__REQUIREMENTS__
Copy out the listing below line for line, without changing anything, and leave out the pictures.
──────── DATA LISTING ────────
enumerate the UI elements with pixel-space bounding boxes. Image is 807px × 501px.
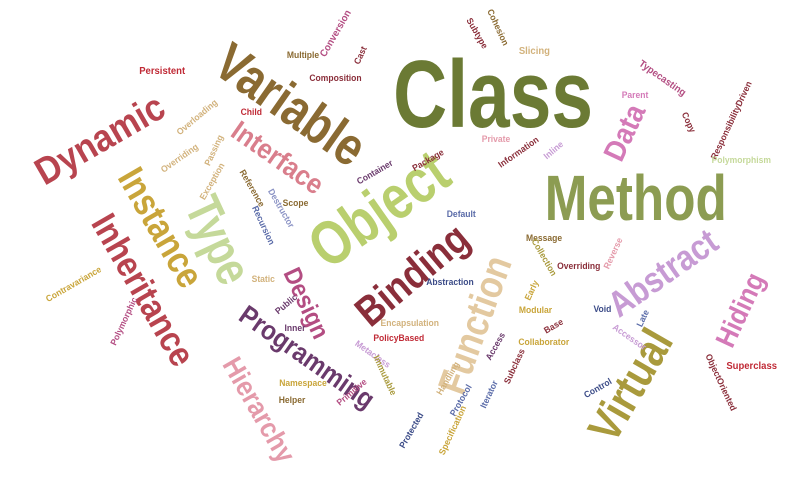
word-void: Void — [592, 303, 611, 314]
word-recursion: Recursion — [250, 203, 277, 246]
word-static: Static — [251, 273, 275, 284]
word-hiding: Hiding — [708, 267, 771, 352]
word-subclass: Subclass — [501, 346, 527, 385]
word-modular: Modular — [518, 304, 552, 315]
word-cast: Cast — [351, 44, 369, 66]
word-polymorphism: Polymorphism — [711, 154, 771, 165]
word-contravariance: Contravariance — [44, 263, 103, 304]
word-overriding: Overriding — [557, 260, 601, 271]
word-default: Default — [446, 208, 476, 219]
word-policybased: PolicyBased — [373, 332, 425, 343]
word-method: Method — [544, 162, 727, 234]
word-helper: Helper — [278, 394, 306, 405]
word-abstraction: Abstraction — [426, 276, 474, 287]
word-passing: Passing — [201, 132, 225, 167]
word-private: Private — [481, 133, 511, 144]
word-protected: Protected — [397, 410, 426, 450]
word-composition: Composition — [308, 72, 362, 83]
word-message: Message — [525, 232, 563, 243]
word-reverse: Reverse — [600, 235, 625, 270]
word-overloading: Overloading — [174, 96, 219, 137]
word-namespace: Namespace — [279, 377, 327, 388]
word-scope: Scope — [282, 197, 308, 208]
word-polymorphic: Polymorphic — [107, 295, 139, 347]
word-inner: Inner — [284, 322, 306, 333]
word-destructor: Destructor — [266, 186, 297, 229]
word-data: Data — [597, 99, 652, 167]
word-collection: Collection — [529, 236, 559, 278]
word-responsibilitydriven: ResponsibilityDriven — [708, 79, 754, 161]
word-conversion: Conversion — [317, 8, 354, 60]
word-copy: Copy — [679, 109, 698, 134]
word-base: Base — [542, 316, 565, 336]
word-slicing: Slicing — [518, 46, 550, 57]
word-parent: Parent — [621, 89, 649, 100]
word-reference: Reference — [237, 167, 267, 209]
word-persistent: Persistent — [139, 66, 186, 77]
word-early: Early — [522, 278, 541, 302]
word-superclass: Superclass — [725, 361, 777, 372]
word-collaborator: Collaborator — [518, 336, 570, 347]
word-hierarchy: Hierarchy — [216, 351, 302, 468]
word-multiple: Multiple — [286, 49, 320, 60]
word-iterator: Iterator — [477, 378, 500, 410]
word-child: Child — [240, 106, 262, 117]
word-class: Class — [393, 41, 593, 148]
word-overriding: Overriding — [158, 141, 201, 175]
word-encapsulation: Encapsulation — [380, 317, 439, 328]
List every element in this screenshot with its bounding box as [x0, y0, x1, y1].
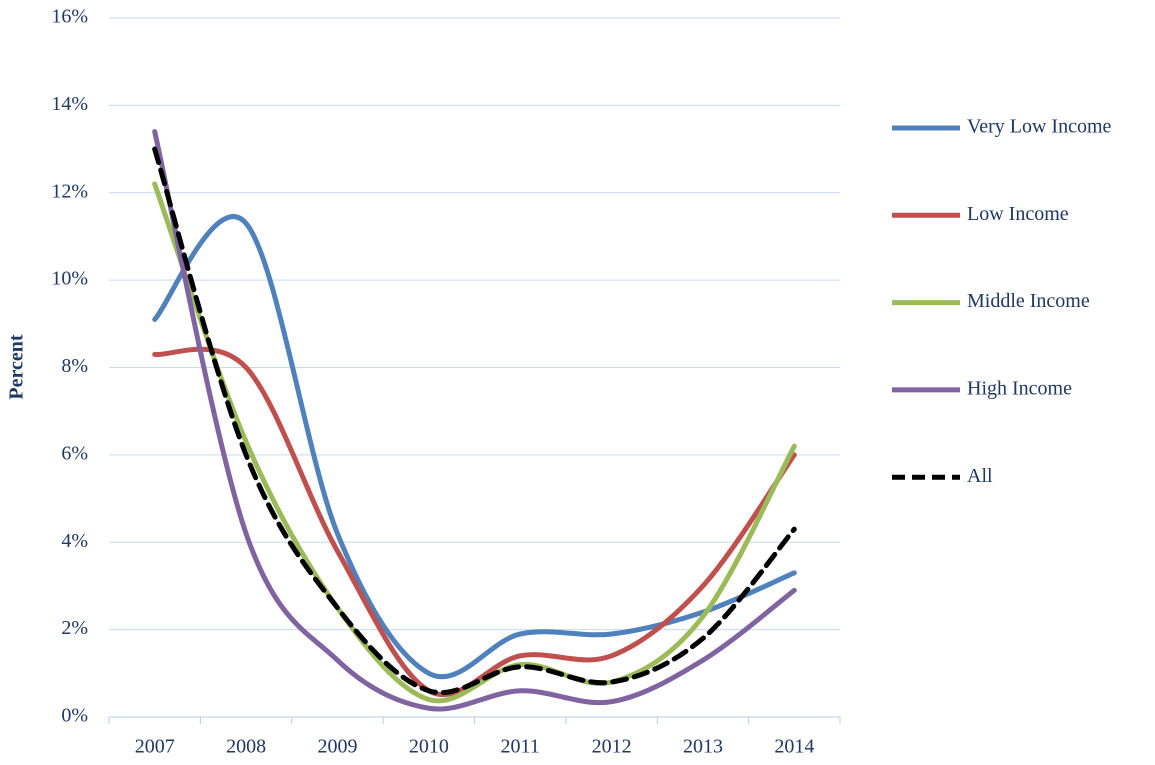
y-tick-label: 6% — [61, 442, 88, 464]
x-tick-label: 2008 — [226, 736, 266, 758]
y-tick-label: 12% — [51, 180, 88, 202]
x-tick-label: 2013 — [683, 736, 723, 758]
x-tick-label: 2007 — [135, 736, 175, 758]
legend-label: All — [967, 465, 993, 487]
y-axis-label: Percent — [6, 334, 28, 399]
y-tick-label: 2% — [61, 617, 88, 639]
y-tick-label: 8% — [61, 355, 88, 377]
y-tick-label: 10% — [51, 268, 88, 290]
y-tick-label: 0% — [61, 705, 88, 727]
legend-label: High Income — [967, 377, 1072, 399]
x-tick-label: 2011 — [501, 736, 540, 758]
x-tick-label: 2012 — [592, 736, 632, 758]
x-tick-label: 2014 — [774, 736, 814, 758]
x-tick-label: 2010 — [409, 736, 449, 758]
legend-label: Very Low Income — [967, 116, 1112, 138]
legend-label: Middle Income — [967, 290, 1090, 312]
series-line — [152, 181, 797, 704]
series-line — [152, 129, 797, 712]
y-tick-label: 16% — [51, 6, 88, 28]
series-line — [152, 146, 797, 695]
y-tick-label: 4% — [61, 530, 88, 552]
legend-label: Low Income — [967, 203, 1069, 225]
x-tick-label: 2009 — [317, 736, 357, 758]
y-tick-label: 14% — [51, 93, 88, 115]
────────
__ANSWER IN FULL__
enumerate the UI elements with pixel-space bounding boxes. Image is 807px × 501px.
word-void: Void — [592, 303, 611, 314]
word-recursion: Recursion — [250, 203, 277, 246]
word-static: Static — [251, 273, 275, 284]
word-hiding: Hiding — [708, 267, 771, 352]
word-subclass: Subclass — [501, 346, 527, 385]
word-modular: Modular — [518, 304, 552, 315]
word-cast: Cast — [351, 44, 369, 66]
word-polymorphism: Polymorphism — [711, 154, 771, 165]
word-contravariance: Contravariance — [44, 263, 103, 304]
word-overriding: Overriding — [557, 260, 601, 271]
word-default: Default — [446, 208, 476, 219]
word-policybased: PolicyBased — [373, 332, 425, 343]
word-method: Method — [544, 162, 727, 234]
word-helper: Helper — [278, 394, 306, 405]
word-abstraction: Abstraction — [426, 276, 474, 287]
word-passing: Passing — [201, 132, 225, 167]
word-private: Private — [481, 133, 511, 144]
word-protected: Protected — [397, 410, 426, 450]
word-composition: Composition — [308, 72, 362, 83]
word-message: Message — [525, 232, 563, 243]
word-reverse: Reverse — [600, 235, 625, 270]
word-overloading: Overloading — [174, 96, 219, 137]
word-namespace: Namespace — [279, 377, 327, 388]
word-scope: Scope — [282, 197, 308, 208]
word-polymorphic: Polymorphic — [107, 295, 139, 347]
word-inner: Inner — [284, 322, 306, 333]
word-destructor: Destructor — [266, 186, 297, 229]
word-data: Data — [597, 99, 652, 167]
word-collection: Collection — [529, 236, 559, 278]
word-responsibilitydriven: ResponsibilityDriven — [708, 79, 754, 161]
word-conversion: Conversion — [317, 8, 354, 60]
word-copy: Copy — [679, 109, 698, 134]
word-base: Base — [542, 316, 565, 336]
word-slicing: Slicing — [518, 46, 550, 57]
word-parent: Parent — [621, 89, 649, 100]
word-reference: Reference — [237, 167, 267, 209]
word-persistent: Persistent — [139, 66, 186, 77]
word-early: Early — [522, 278, 541, 302]
word-superclass: Superclass — [725, 361, 777, 372]
word-collaborator: Collaborator — [518, 336, 570, 347]
word-hierarchy: Hierarchy — [216, 351, 302, 468]
word-multiple: Multiple — [286, 49, 320, 60]
word-iterator: Iterator — [477, 378, 500, 410]
word-child: Child — [240, 106, 262, 117]
word-class: Class — [393, 41, 593, 148]
word-overriding: Overriding — [158, 141, 201, 175]
word-encapsulation: Encapsulation — [380, 317, 439, 328]
List every element in this screenshot with its bounding box as [x0, y0, x1, y1].
y-tick-label: 6% — [61, 442, 88, 464]
x-tick-label: 2008 — [226, 736, 266, 758]
y-tick-label: 12% — [51, 180, 88, 202]
x-tick-label: 2013 — [683, 736, 723, 758]
x-tick-label: 2007 — [135, 736, 175, 758]
legend-label: All — [967, 465, 993, 487]
y-axis-label: Percent — [6, 334, 28, 399]
y-tick-label: 2% — [61, 617, 88, 639]
y-tick-label: 8% — [61, 355, 88, 377]
y-tick-label: 10% — [51, 268, 88, 290]
y-tick-label: 0% — [61, 705, 88, 727]
legend-label: High Income — [967, 377, 1072, 399]
x-tick-label: 2011 — [501, 736, 540, 758]
x-tick-label: 2012 — [592, 736, 632, 758]
x-tick-label: 2014 — [774, 736, 814, 758]
x-tick-label: 2010 — [409, 736, 449, 758]
legend-label: Very Low Income — [967, 116, 1112, 138]
legend-label: Middle Income — [967, 290, 1090, 312]
series-line — [152, 181, 797, 704]
series-line — [152, 129, 797, 712]
y-tick-label: 16% — [51, 6, 88, 28]
series-line — [152, 146, 797, 695]
y-tick-label: 4% — [61, 530, 88, 552]
legend-label: Low Income — [967, 203, 1069, 225]
x-tick-label: 2009 — [317, 736, 357, 758]
y-tick-label: 14% — [51, 93, 88, 115]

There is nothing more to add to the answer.